— Material to process —
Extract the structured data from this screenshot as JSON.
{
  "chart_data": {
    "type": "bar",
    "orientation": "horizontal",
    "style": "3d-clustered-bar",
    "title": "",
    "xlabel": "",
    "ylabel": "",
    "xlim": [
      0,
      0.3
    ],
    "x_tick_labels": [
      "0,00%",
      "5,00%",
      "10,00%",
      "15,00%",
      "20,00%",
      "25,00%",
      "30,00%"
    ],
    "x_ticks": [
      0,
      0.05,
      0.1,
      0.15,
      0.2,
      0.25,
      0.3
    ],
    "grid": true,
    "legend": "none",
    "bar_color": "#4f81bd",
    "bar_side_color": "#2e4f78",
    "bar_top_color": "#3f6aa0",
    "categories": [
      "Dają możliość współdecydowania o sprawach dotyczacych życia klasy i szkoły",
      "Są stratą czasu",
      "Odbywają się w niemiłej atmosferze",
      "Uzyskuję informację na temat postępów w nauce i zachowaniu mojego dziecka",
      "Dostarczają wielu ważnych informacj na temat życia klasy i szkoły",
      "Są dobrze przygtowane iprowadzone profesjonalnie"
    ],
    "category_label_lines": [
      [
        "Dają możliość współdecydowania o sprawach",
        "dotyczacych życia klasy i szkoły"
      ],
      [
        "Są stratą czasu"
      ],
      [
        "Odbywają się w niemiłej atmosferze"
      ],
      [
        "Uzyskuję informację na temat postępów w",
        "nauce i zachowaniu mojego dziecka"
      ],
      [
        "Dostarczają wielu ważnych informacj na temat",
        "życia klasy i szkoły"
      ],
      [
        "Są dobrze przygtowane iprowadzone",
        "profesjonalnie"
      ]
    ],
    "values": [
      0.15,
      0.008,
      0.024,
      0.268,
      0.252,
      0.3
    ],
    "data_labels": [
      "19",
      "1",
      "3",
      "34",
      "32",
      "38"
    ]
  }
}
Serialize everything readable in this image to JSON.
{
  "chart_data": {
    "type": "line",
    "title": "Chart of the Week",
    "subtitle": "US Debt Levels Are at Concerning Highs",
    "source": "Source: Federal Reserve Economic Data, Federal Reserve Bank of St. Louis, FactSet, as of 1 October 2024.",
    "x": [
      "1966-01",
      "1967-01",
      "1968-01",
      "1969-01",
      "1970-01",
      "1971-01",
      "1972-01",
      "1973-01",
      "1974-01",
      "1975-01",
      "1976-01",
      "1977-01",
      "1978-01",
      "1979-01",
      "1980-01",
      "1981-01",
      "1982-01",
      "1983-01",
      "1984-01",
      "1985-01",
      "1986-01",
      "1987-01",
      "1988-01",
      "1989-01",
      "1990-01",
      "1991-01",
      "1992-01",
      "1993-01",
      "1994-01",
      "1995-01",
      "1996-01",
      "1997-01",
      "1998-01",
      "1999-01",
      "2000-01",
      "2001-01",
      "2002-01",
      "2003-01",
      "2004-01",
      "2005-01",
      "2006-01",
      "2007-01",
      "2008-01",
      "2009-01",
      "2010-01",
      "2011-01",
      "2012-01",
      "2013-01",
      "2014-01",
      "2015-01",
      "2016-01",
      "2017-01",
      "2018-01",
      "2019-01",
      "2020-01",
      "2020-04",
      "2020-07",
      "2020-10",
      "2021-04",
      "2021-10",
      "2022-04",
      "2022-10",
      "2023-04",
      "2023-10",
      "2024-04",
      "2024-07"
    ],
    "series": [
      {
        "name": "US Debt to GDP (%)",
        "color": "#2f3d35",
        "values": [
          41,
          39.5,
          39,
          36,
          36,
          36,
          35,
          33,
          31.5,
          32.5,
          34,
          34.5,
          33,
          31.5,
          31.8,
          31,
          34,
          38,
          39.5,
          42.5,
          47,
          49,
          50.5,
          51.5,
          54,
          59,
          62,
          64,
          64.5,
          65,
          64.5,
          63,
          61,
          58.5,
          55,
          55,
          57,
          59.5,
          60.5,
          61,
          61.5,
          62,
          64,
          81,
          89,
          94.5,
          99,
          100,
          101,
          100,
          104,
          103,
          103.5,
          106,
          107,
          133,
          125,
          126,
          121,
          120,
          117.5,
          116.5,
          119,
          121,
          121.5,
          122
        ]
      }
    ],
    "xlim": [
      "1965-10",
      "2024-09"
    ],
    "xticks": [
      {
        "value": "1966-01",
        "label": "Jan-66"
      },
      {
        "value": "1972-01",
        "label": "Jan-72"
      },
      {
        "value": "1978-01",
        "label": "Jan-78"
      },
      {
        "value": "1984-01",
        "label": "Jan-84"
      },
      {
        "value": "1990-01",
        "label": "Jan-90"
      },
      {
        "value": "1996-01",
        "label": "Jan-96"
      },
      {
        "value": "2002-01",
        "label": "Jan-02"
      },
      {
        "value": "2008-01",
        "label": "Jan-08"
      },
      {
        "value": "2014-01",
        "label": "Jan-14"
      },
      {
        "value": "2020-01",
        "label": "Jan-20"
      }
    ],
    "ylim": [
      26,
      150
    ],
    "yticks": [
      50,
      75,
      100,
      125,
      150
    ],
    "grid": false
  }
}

— Problem —
State the count of lines above containing the string "Dają", and add nothing to it.

— Task output —
2